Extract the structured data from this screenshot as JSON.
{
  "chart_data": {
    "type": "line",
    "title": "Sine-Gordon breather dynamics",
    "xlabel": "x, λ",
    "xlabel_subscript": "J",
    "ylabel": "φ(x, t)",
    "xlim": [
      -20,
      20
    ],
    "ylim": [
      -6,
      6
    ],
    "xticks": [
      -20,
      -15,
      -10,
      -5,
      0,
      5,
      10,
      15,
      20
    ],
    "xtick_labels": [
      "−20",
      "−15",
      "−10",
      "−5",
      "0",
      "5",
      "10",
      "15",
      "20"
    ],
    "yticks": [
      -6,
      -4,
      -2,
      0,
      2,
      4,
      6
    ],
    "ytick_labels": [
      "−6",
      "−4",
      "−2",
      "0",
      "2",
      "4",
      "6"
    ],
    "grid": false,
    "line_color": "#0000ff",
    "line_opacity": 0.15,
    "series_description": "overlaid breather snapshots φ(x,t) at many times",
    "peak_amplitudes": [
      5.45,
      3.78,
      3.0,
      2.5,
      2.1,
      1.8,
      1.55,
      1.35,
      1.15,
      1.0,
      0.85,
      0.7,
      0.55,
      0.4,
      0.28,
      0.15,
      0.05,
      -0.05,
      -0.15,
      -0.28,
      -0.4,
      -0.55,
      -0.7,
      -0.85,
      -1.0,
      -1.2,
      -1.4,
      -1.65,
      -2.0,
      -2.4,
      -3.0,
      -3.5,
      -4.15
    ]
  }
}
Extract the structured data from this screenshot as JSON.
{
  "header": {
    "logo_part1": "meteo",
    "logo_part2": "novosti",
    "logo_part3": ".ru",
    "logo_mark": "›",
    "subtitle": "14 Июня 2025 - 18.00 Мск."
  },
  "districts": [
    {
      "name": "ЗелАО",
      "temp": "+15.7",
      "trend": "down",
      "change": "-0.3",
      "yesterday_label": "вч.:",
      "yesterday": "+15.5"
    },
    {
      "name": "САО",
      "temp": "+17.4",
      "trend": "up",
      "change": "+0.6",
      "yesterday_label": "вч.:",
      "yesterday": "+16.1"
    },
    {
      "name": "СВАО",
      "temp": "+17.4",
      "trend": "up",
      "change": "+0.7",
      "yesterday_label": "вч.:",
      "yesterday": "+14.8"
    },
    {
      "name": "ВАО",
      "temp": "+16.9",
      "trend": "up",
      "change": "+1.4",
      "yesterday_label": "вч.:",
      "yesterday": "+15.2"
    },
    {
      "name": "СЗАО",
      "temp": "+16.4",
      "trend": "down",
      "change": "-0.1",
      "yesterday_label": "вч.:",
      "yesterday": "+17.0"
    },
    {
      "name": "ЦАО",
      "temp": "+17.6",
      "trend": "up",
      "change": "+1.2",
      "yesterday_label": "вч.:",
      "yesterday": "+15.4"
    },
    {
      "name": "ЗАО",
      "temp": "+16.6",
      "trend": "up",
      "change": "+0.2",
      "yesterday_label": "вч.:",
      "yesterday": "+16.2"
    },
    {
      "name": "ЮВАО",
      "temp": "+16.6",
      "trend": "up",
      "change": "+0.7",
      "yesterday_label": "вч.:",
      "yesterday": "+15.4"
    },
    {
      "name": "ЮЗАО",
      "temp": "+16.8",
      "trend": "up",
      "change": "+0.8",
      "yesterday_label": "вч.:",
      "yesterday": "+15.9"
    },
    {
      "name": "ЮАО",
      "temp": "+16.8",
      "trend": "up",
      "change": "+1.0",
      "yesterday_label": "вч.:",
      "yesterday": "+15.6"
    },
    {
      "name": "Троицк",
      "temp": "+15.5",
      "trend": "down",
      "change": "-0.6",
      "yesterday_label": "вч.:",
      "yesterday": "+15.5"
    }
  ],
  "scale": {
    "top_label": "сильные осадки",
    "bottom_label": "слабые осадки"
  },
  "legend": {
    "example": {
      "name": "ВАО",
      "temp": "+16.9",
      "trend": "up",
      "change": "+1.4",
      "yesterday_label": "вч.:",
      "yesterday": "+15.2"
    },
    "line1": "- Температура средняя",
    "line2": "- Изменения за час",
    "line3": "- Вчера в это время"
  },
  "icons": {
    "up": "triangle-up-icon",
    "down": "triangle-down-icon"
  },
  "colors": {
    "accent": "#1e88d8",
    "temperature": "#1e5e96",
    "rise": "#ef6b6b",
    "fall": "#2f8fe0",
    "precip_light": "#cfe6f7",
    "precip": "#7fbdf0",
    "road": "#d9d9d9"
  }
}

━━━━━━━━━━━━━━━━━━━━━━━━━━━━━━

■ Exercise instructions: Restate each record exactly as written.

■ Response to this exercise:
Extract the structured data from this screenshot as JSON.
{
  "chart_data": {
    "type": "line",
    "title": "Sine-Gordon breather dynamics",
    "xlabel": "x, λ",
    "xlabel_subscript": "J",
    "ylabel": "φ(x, t)",
    "xlim": [
      -20,
      20
    ],
    "ylim": [
      -6,
      6
    ],
    "xticks": [
      -20,
      -15,
      -10,
      -5,
      0,
      5,
      10,
      15,
      20
    ],
    "xtick_labels": [
      "−20",
      "−15",
      "−10",
      "−5",
      "0",
      "5",
      "10",
      "15",
      "20"
    ],
    "yticks": [
      -6,
      -4,
      -2,
      0,
      2,
      4,
      6
    ],
    "ytick_labels": [
      "−6",
      "−4",
      "−2",
      "0",
      "2",
      "4",
      "6"
    ],
    "grid": false,
    "line_color": "#0000ff",
    "line_opacity": 0.15,
    "series_description": "overlaid breather snapshots φ(x,t) at many times",
    "peak_amplitudes": [
      5.45,
      3.78,
      3.0,
      2.5,
      2.1,
      1.8,
      1.55,
      1.35,
      1.15,
      1.0,
      0.85,
      0.7,
      0.55,
      0.4,
      0.28,
      0.15,
      0.05,
      -0.05,
      -0.15,
      -0.28,
      -0.4,
      -0.55,
      -0.7,
      -0.85,
      -1.0,
      -1.2,
      -1.4,
      -1.65,
      -2.0,
      -2.4,
      -3.0,
      -3.5,
      -4.15
    ]
  }
}
Extract the structured data from this screenshot as JSON.
{
  "header": {
    "logo_part1": "meteo",
    "logo_part2": "novosti",
    "logo_part3": ".ru",
    "logo_mark": "›",
    "subtitle": "14 Июня 2025 - 18.00 Мск."
  },
  "districts": [
    {
      "name": "ЗелАО",
      "temp": "+15.7",
      "trend": "down",
      "change": "-0.3",
      "yesterday_label": "вч.:",
      "yesterday": "+15.5"
    },
    {
      "name": "САО",
      "temp": "+17.4",
      "trend": "up",
      "change": "+0.6",
      "yesterday_label": "вч.:",
      "yesterday": "+16.1"
    },
    {
      "name": "СВАО",
      "temp": "+17.4",
      "trend": "up",
      "change": "+0.7",
      "yesterday_label": "вч.:",
      "yesterday": "+14.8"
    },
    {
      "name": "ВАО",
      "temp": "+16.9",
      "trend": "up",
      "change": "+1.4",
      "yesterday_label": "вч.:",
      "yesterday": "+15.2"
    },
    {
      "name": "СЗАО",
      "temp": "+16.4",
      "trend": "down",
      "change": "-0.1",
      "yesterday_label": "вч.:",
      "yesterday": "+17.0"
    },
    {
      "name": "ЦАО",
      "temp": "+17.6",
      "trend": "up",
      "change": "+1.2",
      "yesterday_label": "вч.:",
      "yesterday": "+15.4"
    },
    {
      "name": "ЗАО",
      "temp": "+16.6",
      "trend": "up",
      "change": "+0.2",
      "yesterday_label": "вч.:",
      "yesterday": "+16.2"
    },
    {
      "name": "ЮВАО",
      "temp": "+16.6",
      "trend": "up",
      "change": "+0.7",
      "yesterday_label": "вч.:",
      "yesterday": "+15.4"
    },
    {
      "name": "ЮЗАО",
      "temp": "+16.8",
      "trend": "up",
      "change": "+0.8",
      "yesterday_label": "вч.:",
      "yesterday": "+15.9"
    },
    {
      "name": "ЮАО",
      "temp": "+16.8",
      "trend": "up",
      "change": "+1.0",
      "yesterday_label": "вч.:",
      "yesterday": "+15.6"
    },
    {
      "name": "Троицк",
      "temp": "+15.5",
      "trend": "down",
      "change": "-0.6",
      "yesterday_label": "вч.:",
      "yesterday": "+15.5"
    }
  ],
  "scale": {
    "top_label": "сильные осадки",
    "bottom_label": "слабые осадки"
  },
  "legend": {
    "example": {
      "name": "ВАО",
      "temp": "+16.9",
      "trend": "up",
      "change": "+1.4",
      "yesterday_label": "вч.:",
      "yesterday": "+15.2"
    },
    "line1": "- Температура средняя",
    "line2": "- Изменения за час",
    "line3": "- Вчера в это время"
  },
  "icons": {
    "up": "triangle-up-icon",
    "down": "triangle-down-icon"
  },
  "colors": {
    "accent": "#1e88d8",
    "temperature": "#1e5e96",
    "rise": "#ef6b6b",
    "fall": "#2f8fe0",
    "precip_light": "#cfe6f7",
    "precip": "#7fbdf0",
    "road": "#d9d9d9"
  }
}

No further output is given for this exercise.